→ What you should do
What is needed is an exact copy of the entries, with the pictures excluded.

→ Supplied information
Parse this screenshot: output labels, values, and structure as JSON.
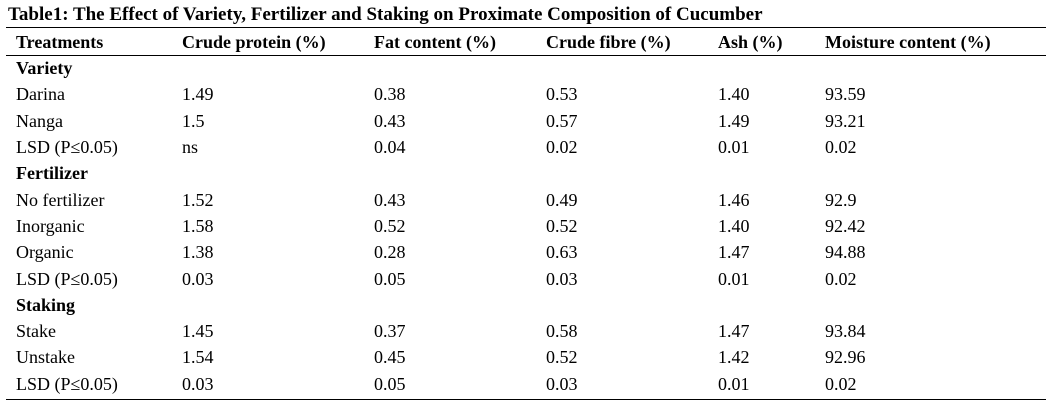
{
  "table": {
    "caption": "Table1: The Effect of Variety, Fertilizer and Staking on Proximate Composition of Cucumber",
    "columns": [
      "Treatments",
      "Crude protein (%)",
      "Fat content (%)",
      "Crude fibre (%)",
      "Ash (%)",
      "Moisture content (%)"
    ],
    "groups": [
      {
        "label": "Variety",
        "rows": [
          [
            "Darina",
            "1.49",
            "0.38",
            "0.53",
            "1.40",
            "93.59"
          ],
          [
            "Nanga",
            "1.5",
            "0.43",
            "0.57",
            "1.49",
            "93.21"
          ],
          [
            "LSD (P≤0.05)",
            "ns",
            "0.04",
            "0.02",
            "0.01",
            "0.02"
          ]
        ]
      },
      {
        "label": "Fertilizer",
        "rows": [
          [
            "No fertilizer",
            "1.52",
            "0.43",
            "0.49",
            "1.46",
            "92.9"
          ],
          [
            "Inorganic",
            "1.58",
            "0.52",
            "0.52",
            "1.40",
            "92.42"
          ],
          [
            "Organic",
            "1.38",
            "0.28",
            "0.63",
            "1.47",
            "94.88"
          ],
          [
            "LSD (P≤0.05)",
            "0.03",
            "0.05",
            "0.03",
            "0.01",
            "0.02"
          ]
        ]
      },
      {
        "label": "Staking",
        "rows": [
          [
            "Stake",
            "1.45",
            "0.37",
            "0.58",
            "1.47",
            "93.84"
          ],
          [
            "Unstake",
            "1.54",
            "0.45",
            "0.52",
            "1.42",
            "92.96"
          ],
          [
            "LSD (P≤0.05)",
            "0.03",
            "0.05",
            "0.03",
            "0.01",
            "0.02"
          ]
        ]
      }
    ]
  }
}
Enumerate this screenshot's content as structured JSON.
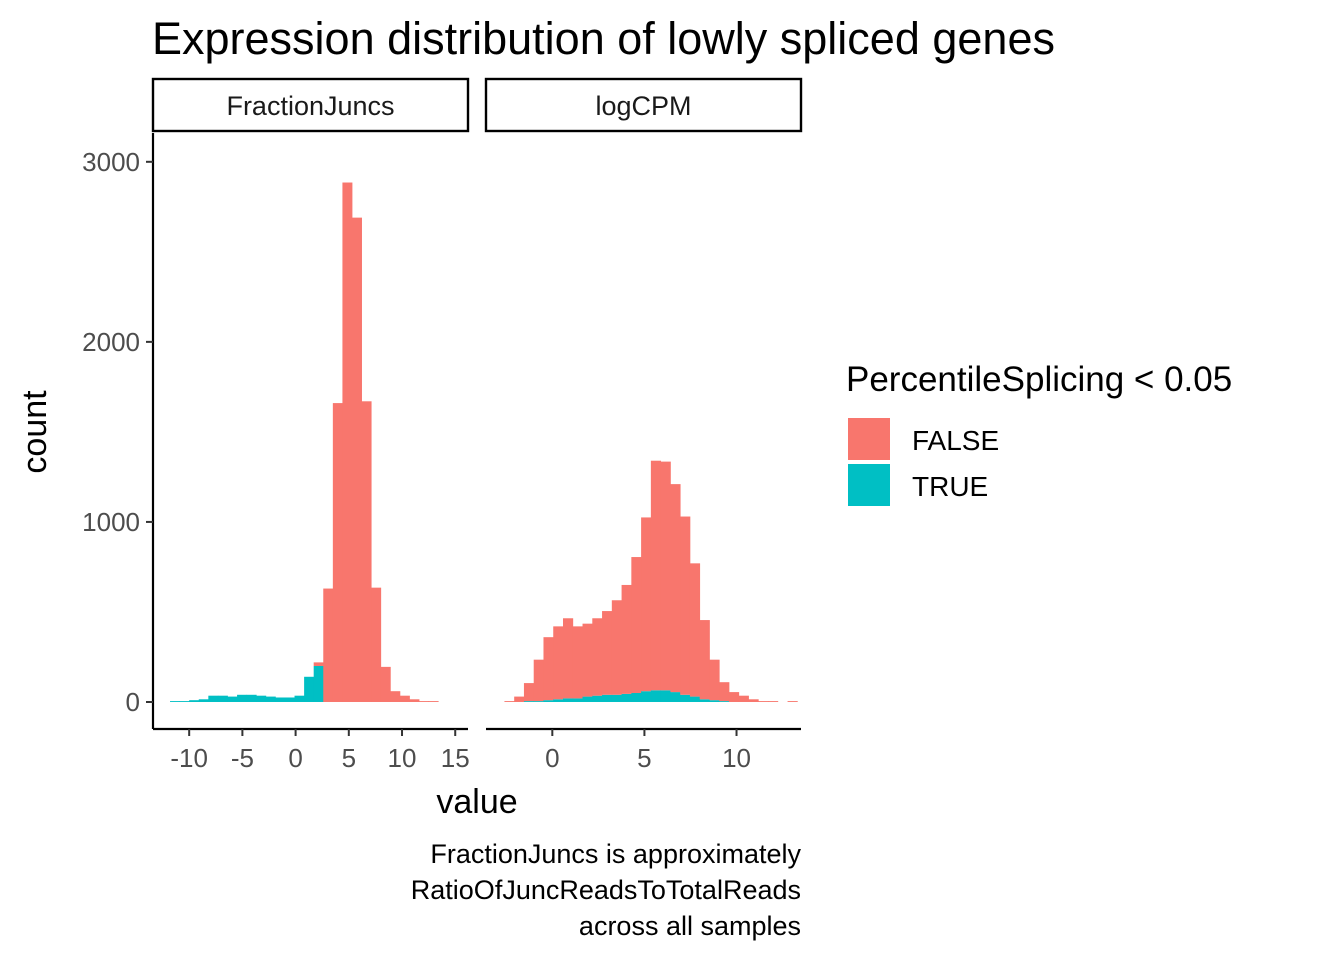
{
  "chart_data": {
    "type": "histogram",
    "title": "Expression distribution of lowly spliced genes",
    "xlabel": "value",
    "ylabel": "count",
    "caption": [
      "FractionJuncs is approximately",
      "RatioOfJuncReadsToTotalReads",
      "across all samples"
    ],
    "legend": {
      "title": "PercentileSplicing < 0.05",
      "position": "right",
      "entries": [
        {
          "label": "FALSE",
          "color": "#F8766D"
        },
        {
          "label": "TRUE",
          "color": "#00BFC4"
        }
      ]
    },
    "y_axis": {
      "ticks": [
        0,
        1000,
        2000,
        3000
      ],
      "tick_labels": [
        "0",
        "1000",
        "2000",
        "3000"
      ],
      "ylim": [
        -150,
        3160
      ]
    },
    "stacked": true,
    "grid": false,
    "panels": [
      {
        "strip_label": "FractionJuncs",
        "x_ticks": [
          -10,
          -5,
          0,
          5,
          10,
          15
        ],
        "x_tick_labels": [
          "-10",
          "-5",
          "0",
          "5",
          "10",
          "15"
        ],
        "xlim": [
          -13.4,
          16.2
        ],
        "bin_width": 0.9,
        "bin_start": -11.8,
        "series": [
          {
            "name": "FALSE",
            "counts": [
              0,
              0,
              0,
              0,
              0,
              0,
              0,
              0,
              0,
              0,
              0,
              0,
              0,
              0,
              0,
              20,
              630,
              1660,
              2885,
              2690,
              1670,
              635,
              195,
              60,
              35,
              15,
              5,
              5,
              0,
              0,
              0,
              0,
              0,
              0,
              0,
              0,
              0,
              0
            ]
          },
          {
            "name": "TRUE",
            "counts": [
              5,
              5,
              10,
              15,
              35,
              35,
              30,
              40,
              40,
              35,
              30,
              25,
              25,
              35,
              140,
              200,
              0,
              0,
              0,
              0,
              0,
              0,
              0,
              0,
              0,
              0,
              0,
              0,
              0,
              0,
              0,
              0,
              0,
              0,
              0,
              0,
              0,
              0
            ]
          }
        ]
      },
      {
        "strip_label": "logCPM",
        "x_ticks": [
          0,
          5,
          10
        ],
        "x_tick_labels": [
          "0",
          "5",
          "10"
        ],
        "xlim": [
          -3.6,
          13.5
        ],
        "bin_width": 0.53,
        "bin_start": -2.6,
        "series": [
          {
            "name": "FALSE",
            "counts": [
              5,
              30,
              100,
              230,
              350,
              405,
              445,
              400,
              405,
              430,
              465,
              525,
              605,
              755,
              965,
              1275,
              1270,
              1155,
              990,
              740,
              440,
              225,
              105,
              55,
              35,
              15,
              5,
              5,
              0,
              5
            ]
          },
          {
            "name": "TRUE",
            "counts": [
              0,
              0,
              5,
              5,
              10,
              15,
              20,
              20,
              30,
              35,
              40,
              40,
              45,
              50,
              60,
              65,
              65,
              55,
              40,
              30,
              15,
              10,
              5,
              0,
              0,
              0,
              0,
              0,
              0,
              0
            ]
          }
        ]
      }
    ]
  }
}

→ Exercise result
Parse this screenshot: output labels, values, and structure as JSON.
{
  "table": {
    "caption": "Table1: The Effect of Variety, Fertilizer and Staking on Proximate Composition of Cucumber",
    "columns": [
      "Treatments",
      "Crude protein (%)",
      "Fat content (%)",
      "Crude fibre (%)",
      "Ash (%)",
      "Moisture content (%)"
    ],
    "groups": [
      {
        "label": "Variety",
        "rows": [
          [
            "Darina",
            "1.49",
            "0.38",
            "0.53",
            "1.40",
            "93.59"
          ],
          [
            "Nanga",
            "1.5",
            "0.43",
            "0.57",
            "1.49",
            "93.21"
          ],
          [
            "LSD (P≤0.05)",
            "ns",
            "0.04",
            "0.02",
            "0.01",
            "0.02"
          ]
        ]
      },
      {
        "label": "Fertilizer",
        "rows": [
          [
            "No fertilizer",
            "1.52",
            "0.43",
            "0.49",
            "1.46",
            "92.9"
          ],
          [
            "Inorganic",
            "1.58",
            "0.52",
            "0.52",
            "1.40",
            "92.42"
          ],
          [
            "Organic",
            "1.38",
            "0.28",
            "0.63",
            "1.47",
            "94.88"
          ],
          [
            "LSD (P≤0.05)",
            "0.03",
            "0.05",
            "0.03",
            "0.01",
            "0.02"
          ]
        ]
      },
      {
        "label": "Staking",
        "rows": [
          [
            "Stake",
            "1.45",
            "0.37",
            "0.58",
            "1.47",
            "93.84"
          ],
          [
            "Unstake",
            "1.54",
            "0.45",
            "0.52",
            "1.42",
            "92.96"
          ],
          [
            "LSD (P≤0.05)",
            "0.03",
            "0.05",
            "0.03",
            "0.01",
            "0.02"
          ]
        ]
      }
    ]
  }
}
Enumerate this screenshot's content as structured JSON.
{
  "chart_data": {
    "type": "histogram",
    "title": "Expression distribution of lowly spliced genes",
    "xlabel": "value",
    "ylabel": "count",
    "caption": [
      "FractionJuncs is approximately",
      "RatioOfJuncReadsToTotalReads",
      "across all samples"
    ],
    "legend": {
      "title": "PercentileSplicing < 0.05",
      "position": "right",
      "entries": [
        {
          "label": "FALSE",
          "color": "#F8766D"
        },
        {
          "label": "TRUE",
          "color": "#00BFC4"
        }
      ]
    },
    "y_axis": {
      "ticks": [
        0,
        1000,
        2000,
        3000
      ],
      "tick_labels": [
        "0",
        "1000",
        "2000",
        "3000"
      ],
      "ylim": [
        -150,
        3160
      ]
    },
    "stacked": true,
    "grid": false,
    "panels": [
      {
        "strip_label": "FractionJuncs",
        "x_ticks": [
          -10,
          -5,
          0,
          5,
          10,
          15
        ],
        "x_tick_labels": [
          "-10",
          "-5",
          "0",
          "5",
          "10",
          "15"
        ],
        "xlim": [
          -13.4,
          16.2
        ],
        "bin_width": 0.9,
        "bin_start": -11.8,
        "series": [
          {
            "name": "FALSE",
            "counts": [
              0,
              0,
              0,
              0,
              0,
              0,
              0,
              0,
              0,
              0,
              0,
              0,
              0,
              0,
              0,
              20,
              630,
              1660,
              2885,
              2690,
              1670,
              635,
              195,
              60,
              35,
              15,
              5,
              5,
              0,
              0,
              0,
              0,
              0,
              0,
              0,
              0,
              0,
              0
            ]
          },
          {
            "name": "TRUE",
            "counts": [
              5,
              5,
              10,
              15,
              35,
              35,
              30,
              40,
              40,
              35,
              30,
              25,
              25,
              35,
              140,
              200,
              0,
              0,
              0,
              0,
              0,
              0,
              0,
              0,
              0,
              0,
              0,
              0,
              0,
              0,
              0,
              0,
              0,
              0,
              0,
              0,
              0,
              0
            ]
          }
        ]
      },
      {
        "strip_label": "logCPM",
        "x_ticks": [
          0,
          5,
          10
        ],
        "x_tick_labels": [
          "0",
          "5",
          "10"
        ],
        "xlim": [
          -3.6,
          13.5
        ],
        "bin_width": 0.53,
        "bin_start": -2.6,
        "series": [
          {
            "name": "FALSE",
            "counts": [
              5,
              30,
              100,
              230,
              350,
              405,
              445,
              400,
              405,
              430,
              465,
              525,
              605,
              755,
              965,
              1275,
              1270,
              1155,
              990,
              740,
              440,
              225,
              105,
              55,
              35,
              15,
              5,
              5,
              0,
              5
            ]
          },
          {
            "name": "TRUE",
            "counts": [
              0,
              0,
              5,
              5,
              10,
              15,
              20,
              20,
              30,
              35,
              40,
              40,
              45,
              50,
              60,
              65,
              65,
              55,
              40,
              30,
              15,
              10,
              5,
              0,
              0,
              0,
              0,
              0,
              0,
              0
            ]
          }
        ]
      }
    ]
  }
}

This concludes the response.